Dataset entries:

....

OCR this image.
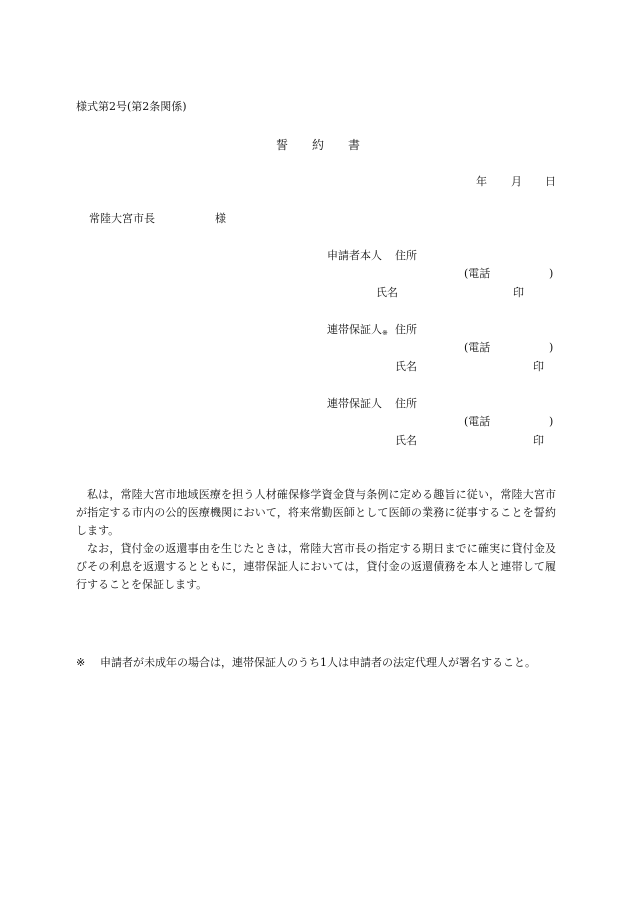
様式第2号(第2条関係)
誓　　約　　書
年 月 日
常陸大宮市長	様
申請者本人 住所
(電話	)
氏名	印
連帯保証人$_※$ 住所
(電話	)
氏名	印
連帯保証人 住所
(電話	)
氏名	印

私は，常陸大宮市地域医療を担う人材確保修学資金貸与条例に定める趣旨に従い，常陸大宮市が指定する市内の公的医療機関において，将来常勤医師として医師の業務に従事することを誓約します。

なお，貸付金の返還事由を生じたときは，常陸大宮市長の指定する期日までに確実に貸付金及びその利息を返還するとともに，連帯保証人においては，貸付金の返還債務を本人と連帯して履行することを保証します。

※ 申請者が未成年の場合は，連帯保証人のうち1人は申請者の法定代理人が署名すること。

....

Task to complete:
From the material above, reproduce everything verbatim except the pictures.

Answer in full:
OCR this image.
様式第2号(第2条関係)
誓　　約　　書
年 月 日
常陸大宮市長	様
申請者本人 住所
(電話	)
氏名	印
連帯保証人$_※$ 住所
(電話	)
氏名	印
連帯保証人 住所
(電話	)
氏名	印

私は，常陸大宮市地域医療を担う人材確保修学資金貸与条例に定める趣旨に従い，常陸大宮市が指定する市内の公的医療機関において，将来常勤医師として医師の業務に従事することを誓約します。

なお，貸付金の返還事由を生じたときは，常陸大宮市長の指定する期日までに確実に貸付金及びその利息を返還するとともに，連帯保証人においては，貸付金の返還債務を本人と連帯して履行することを保証します。

※ 申請者が未成年の場合は，連帯保証人のうち1人は申請者の法定代理人が署名すること。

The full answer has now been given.